> [What you have to do]:
Pull out each line of the records holding the string "CORRELATION".

> [Records shown]:

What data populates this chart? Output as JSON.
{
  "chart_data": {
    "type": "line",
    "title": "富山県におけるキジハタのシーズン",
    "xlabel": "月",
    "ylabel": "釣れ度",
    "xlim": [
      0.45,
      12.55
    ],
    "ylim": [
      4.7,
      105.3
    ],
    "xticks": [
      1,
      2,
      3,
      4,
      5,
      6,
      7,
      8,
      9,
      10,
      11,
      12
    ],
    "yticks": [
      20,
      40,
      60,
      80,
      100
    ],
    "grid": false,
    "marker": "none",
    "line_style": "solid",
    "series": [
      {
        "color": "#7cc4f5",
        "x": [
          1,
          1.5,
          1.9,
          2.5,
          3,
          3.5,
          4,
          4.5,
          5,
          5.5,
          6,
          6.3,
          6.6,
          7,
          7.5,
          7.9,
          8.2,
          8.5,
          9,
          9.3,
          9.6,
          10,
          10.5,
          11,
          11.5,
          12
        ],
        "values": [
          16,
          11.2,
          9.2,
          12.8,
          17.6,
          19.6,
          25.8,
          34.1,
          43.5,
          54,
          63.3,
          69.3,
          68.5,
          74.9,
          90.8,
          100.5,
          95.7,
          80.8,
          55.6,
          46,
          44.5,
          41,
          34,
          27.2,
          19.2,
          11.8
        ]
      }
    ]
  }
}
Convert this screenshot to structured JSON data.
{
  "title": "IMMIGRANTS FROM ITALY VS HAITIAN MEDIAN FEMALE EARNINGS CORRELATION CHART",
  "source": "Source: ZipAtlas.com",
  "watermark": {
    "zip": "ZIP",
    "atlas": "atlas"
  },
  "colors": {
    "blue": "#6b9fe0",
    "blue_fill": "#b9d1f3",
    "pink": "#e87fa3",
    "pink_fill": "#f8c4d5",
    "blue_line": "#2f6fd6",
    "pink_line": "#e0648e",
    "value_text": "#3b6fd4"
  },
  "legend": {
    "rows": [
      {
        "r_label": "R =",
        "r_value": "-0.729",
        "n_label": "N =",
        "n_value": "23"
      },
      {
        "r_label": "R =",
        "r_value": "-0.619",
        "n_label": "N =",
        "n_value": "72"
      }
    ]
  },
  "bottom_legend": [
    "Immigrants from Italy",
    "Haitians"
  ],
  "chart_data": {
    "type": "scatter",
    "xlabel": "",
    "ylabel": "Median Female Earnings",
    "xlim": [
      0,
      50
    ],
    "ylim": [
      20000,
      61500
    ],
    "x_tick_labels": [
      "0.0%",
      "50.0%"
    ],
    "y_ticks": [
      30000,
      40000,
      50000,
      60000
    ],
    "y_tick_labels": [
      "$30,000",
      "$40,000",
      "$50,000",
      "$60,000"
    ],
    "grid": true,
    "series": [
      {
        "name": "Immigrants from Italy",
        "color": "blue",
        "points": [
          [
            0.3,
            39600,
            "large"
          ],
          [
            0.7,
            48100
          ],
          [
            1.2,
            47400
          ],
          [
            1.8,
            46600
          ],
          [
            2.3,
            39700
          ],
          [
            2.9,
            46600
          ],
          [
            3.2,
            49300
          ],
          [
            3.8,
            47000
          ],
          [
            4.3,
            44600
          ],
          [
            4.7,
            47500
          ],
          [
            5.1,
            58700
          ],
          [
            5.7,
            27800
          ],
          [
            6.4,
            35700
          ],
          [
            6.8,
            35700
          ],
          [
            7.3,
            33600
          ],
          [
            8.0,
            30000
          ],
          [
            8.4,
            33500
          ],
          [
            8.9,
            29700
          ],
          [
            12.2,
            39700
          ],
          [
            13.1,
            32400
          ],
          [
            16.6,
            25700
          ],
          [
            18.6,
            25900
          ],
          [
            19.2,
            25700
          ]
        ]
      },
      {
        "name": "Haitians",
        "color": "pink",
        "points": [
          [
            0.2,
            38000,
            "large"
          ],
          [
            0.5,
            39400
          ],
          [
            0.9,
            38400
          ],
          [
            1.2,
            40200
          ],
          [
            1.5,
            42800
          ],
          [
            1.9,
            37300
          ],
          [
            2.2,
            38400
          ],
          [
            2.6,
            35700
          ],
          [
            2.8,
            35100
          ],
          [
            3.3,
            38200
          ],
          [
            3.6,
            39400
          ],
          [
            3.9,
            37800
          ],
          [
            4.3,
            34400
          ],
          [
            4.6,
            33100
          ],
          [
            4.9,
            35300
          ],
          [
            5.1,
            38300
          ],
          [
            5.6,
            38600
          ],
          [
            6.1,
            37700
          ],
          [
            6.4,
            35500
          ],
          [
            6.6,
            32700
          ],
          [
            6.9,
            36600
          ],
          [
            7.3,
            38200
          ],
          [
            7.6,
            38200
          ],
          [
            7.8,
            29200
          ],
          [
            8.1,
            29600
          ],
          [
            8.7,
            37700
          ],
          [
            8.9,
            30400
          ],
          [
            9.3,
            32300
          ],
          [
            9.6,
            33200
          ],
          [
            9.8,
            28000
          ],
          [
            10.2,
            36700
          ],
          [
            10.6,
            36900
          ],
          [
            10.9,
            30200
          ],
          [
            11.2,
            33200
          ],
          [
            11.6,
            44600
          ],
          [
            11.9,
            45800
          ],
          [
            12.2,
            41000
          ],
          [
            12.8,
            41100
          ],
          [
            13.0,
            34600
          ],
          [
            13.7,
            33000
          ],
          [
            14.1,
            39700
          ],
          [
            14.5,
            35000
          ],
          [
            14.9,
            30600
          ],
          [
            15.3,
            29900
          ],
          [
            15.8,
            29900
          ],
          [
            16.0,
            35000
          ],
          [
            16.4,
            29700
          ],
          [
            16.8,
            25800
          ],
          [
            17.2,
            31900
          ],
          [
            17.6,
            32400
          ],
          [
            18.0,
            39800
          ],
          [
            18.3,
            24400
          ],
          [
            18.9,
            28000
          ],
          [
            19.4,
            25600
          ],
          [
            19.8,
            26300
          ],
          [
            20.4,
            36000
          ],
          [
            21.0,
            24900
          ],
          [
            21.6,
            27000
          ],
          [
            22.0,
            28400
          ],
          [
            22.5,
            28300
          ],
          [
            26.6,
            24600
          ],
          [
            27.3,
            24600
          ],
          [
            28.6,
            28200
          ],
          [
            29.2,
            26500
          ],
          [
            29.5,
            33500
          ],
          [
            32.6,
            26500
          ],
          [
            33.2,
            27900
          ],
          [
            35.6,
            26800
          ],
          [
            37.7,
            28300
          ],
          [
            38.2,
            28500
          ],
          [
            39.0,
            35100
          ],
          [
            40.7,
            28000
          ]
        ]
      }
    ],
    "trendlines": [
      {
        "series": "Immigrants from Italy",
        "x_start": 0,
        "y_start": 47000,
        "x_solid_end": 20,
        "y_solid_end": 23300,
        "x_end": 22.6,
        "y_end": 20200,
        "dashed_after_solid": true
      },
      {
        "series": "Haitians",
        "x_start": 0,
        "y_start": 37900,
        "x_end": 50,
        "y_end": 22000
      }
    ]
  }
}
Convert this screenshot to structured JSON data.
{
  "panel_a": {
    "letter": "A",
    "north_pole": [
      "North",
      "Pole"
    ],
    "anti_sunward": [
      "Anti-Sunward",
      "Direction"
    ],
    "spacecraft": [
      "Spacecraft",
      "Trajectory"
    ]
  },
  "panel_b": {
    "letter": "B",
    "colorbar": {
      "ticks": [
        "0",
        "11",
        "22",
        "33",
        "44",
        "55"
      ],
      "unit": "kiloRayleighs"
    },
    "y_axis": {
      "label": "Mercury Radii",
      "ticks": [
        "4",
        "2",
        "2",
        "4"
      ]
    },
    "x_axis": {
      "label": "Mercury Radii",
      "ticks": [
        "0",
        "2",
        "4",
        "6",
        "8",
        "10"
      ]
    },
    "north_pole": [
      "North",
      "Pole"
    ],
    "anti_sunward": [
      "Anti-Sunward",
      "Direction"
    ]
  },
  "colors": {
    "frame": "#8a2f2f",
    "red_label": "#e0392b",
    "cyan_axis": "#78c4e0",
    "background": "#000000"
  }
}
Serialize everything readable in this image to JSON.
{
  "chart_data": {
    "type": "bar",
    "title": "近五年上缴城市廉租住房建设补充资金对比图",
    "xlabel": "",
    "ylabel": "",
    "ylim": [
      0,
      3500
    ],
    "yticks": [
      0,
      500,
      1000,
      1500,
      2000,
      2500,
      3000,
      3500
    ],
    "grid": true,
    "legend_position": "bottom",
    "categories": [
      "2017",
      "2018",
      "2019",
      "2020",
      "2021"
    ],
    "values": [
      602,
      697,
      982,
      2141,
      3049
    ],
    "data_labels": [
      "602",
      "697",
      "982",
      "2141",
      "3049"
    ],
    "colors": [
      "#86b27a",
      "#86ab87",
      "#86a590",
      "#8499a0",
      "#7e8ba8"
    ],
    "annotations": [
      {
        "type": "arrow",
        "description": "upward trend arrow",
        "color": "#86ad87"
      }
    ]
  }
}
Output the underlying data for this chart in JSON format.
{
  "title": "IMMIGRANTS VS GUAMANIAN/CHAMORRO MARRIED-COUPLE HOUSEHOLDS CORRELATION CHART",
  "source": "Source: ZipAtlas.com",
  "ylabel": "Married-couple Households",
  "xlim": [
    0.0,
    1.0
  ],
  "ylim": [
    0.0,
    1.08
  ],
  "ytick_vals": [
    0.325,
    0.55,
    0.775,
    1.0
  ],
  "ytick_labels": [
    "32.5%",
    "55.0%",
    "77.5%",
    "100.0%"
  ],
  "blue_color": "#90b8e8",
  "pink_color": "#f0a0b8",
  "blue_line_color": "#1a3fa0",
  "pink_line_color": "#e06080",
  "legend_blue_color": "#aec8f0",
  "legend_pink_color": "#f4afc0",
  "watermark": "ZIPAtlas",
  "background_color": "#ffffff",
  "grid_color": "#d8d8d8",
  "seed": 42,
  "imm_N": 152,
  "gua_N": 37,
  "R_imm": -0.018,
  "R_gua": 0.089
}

> [Solved exercise]:
  "title": "IMMIGRANTS FROM ITALY VS HAITIAN MEDIAN FEMALE EARNINGS CORRELATION CHART",
  "title": "IMMIGRANTS VS GUAMANIAN/CHAMORRO MARRIED-COUPLE HOUSEHOLDS CORRELATION CHART",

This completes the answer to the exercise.